Supplied material:
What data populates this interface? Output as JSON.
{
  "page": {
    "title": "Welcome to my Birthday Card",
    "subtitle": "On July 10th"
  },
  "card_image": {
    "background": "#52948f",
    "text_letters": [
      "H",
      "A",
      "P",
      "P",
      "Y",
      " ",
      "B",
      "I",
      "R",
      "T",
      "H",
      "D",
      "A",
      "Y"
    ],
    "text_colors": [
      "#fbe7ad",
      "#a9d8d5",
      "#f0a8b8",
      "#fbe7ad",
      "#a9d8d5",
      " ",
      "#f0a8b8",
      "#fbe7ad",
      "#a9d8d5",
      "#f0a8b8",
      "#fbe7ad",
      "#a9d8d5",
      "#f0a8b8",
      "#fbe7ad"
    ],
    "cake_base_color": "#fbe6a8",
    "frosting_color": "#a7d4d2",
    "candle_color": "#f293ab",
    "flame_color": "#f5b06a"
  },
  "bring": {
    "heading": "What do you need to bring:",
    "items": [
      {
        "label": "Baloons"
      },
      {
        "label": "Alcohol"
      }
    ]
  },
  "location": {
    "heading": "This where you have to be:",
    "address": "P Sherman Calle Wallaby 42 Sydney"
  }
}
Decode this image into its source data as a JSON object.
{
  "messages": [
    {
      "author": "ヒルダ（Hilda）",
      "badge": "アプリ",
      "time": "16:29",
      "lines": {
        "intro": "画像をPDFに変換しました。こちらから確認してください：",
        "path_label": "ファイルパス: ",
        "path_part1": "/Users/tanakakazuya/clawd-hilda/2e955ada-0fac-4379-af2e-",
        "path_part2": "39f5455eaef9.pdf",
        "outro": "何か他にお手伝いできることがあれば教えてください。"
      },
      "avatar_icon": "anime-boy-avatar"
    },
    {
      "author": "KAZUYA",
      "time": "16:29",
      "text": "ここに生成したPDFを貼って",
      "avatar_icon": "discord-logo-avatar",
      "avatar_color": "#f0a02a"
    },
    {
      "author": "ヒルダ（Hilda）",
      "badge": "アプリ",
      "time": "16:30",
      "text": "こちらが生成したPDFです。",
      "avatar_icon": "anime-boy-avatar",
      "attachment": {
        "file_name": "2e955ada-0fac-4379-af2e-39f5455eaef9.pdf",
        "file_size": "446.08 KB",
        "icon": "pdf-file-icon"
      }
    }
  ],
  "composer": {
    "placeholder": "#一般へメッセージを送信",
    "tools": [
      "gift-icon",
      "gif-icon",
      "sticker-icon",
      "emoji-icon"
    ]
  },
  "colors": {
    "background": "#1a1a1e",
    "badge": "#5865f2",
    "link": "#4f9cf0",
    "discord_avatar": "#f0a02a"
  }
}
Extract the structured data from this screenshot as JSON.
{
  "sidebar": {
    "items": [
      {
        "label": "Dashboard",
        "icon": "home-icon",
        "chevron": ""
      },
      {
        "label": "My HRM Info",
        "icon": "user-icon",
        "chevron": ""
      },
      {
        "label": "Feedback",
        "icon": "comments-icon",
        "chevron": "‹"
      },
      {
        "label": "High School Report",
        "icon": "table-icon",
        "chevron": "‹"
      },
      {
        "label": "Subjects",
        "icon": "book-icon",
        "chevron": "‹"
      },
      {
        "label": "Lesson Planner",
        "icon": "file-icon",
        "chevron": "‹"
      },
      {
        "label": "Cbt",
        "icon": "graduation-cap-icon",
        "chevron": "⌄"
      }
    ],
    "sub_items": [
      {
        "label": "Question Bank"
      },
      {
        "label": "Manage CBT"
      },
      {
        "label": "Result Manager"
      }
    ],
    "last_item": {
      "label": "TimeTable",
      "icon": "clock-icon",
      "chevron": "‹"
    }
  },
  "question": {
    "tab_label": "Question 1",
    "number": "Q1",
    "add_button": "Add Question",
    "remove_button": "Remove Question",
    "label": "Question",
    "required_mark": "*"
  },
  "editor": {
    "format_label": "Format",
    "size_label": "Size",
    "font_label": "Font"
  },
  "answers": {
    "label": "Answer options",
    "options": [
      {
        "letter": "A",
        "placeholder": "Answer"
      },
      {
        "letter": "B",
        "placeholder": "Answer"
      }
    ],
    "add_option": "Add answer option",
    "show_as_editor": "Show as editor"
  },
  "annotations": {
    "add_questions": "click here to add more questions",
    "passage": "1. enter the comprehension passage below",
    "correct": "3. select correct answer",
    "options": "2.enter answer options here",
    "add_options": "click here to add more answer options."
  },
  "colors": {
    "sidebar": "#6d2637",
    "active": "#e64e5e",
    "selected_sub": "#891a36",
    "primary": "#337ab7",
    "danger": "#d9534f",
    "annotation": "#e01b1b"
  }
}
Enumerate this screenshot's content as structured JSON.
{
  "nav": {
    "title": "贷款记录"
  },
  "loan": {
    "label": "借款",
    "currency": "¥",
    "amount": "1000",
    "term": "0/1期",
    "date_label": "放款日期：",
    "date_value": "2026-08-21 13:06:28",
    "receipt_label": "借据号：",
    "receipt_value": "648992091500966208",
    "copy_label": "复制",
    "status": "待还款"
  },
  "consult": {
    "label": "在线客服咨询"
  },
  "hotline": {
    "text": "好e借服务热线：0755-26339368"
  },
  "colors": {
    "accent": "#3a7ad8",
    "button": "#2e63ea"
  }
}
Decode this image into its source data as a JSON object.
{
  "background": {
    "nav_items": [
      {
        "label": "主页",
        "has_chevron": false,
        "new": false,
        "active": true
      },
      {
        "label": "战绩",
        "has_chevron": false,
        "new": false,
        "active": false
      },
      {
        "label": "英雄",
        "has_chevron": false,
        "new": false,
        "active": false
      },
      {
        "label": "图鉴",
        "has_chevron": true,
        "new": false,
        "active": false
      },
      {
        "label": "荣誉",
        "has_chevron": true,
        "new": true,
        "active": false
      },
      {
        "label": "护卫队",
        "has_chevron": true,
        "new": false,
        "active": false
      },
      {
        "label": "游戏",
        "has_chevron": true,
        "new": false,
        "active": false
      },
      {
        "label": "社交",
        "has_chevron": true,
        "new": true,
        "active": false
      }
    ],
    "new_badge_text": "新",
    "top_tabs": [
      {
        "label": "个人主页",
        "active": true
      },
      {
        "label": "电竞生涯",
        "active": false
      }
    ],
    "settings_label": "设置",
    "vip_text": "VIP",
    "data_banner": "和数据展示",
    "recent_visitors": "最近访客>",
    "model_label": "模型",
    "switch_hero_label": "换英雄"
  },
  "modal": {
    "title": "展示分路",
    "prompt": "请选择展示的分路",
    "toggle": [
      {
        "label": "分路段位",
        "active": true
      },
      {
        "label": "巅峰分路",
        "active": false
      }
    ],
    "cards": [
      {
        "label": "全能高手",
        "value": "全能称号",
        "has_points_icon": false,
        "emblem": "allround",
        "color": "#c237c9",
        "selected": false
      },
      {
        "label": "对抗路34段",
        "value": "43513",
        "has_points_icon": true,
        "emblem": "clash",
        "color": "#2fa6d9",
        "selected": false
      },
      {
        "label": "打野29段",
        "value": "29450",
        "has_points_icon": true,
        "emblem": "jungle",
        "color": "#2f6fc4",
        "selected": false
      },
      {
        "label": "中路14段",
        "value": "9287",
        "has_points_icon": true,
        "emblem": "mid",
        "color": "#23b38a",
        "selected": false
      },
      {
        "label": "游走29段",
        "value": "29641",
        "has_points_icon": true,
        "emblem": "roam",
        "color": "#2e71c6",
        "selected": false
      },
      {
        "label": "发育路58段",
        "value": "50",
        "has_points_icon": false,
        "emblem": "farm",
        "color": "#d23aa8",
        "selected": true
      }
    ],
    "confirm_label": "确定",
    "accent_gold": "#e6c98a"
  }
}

Your task: Check each line of the records for the string "click" and state how many lines contain it. Give only the number.

Written answer: 2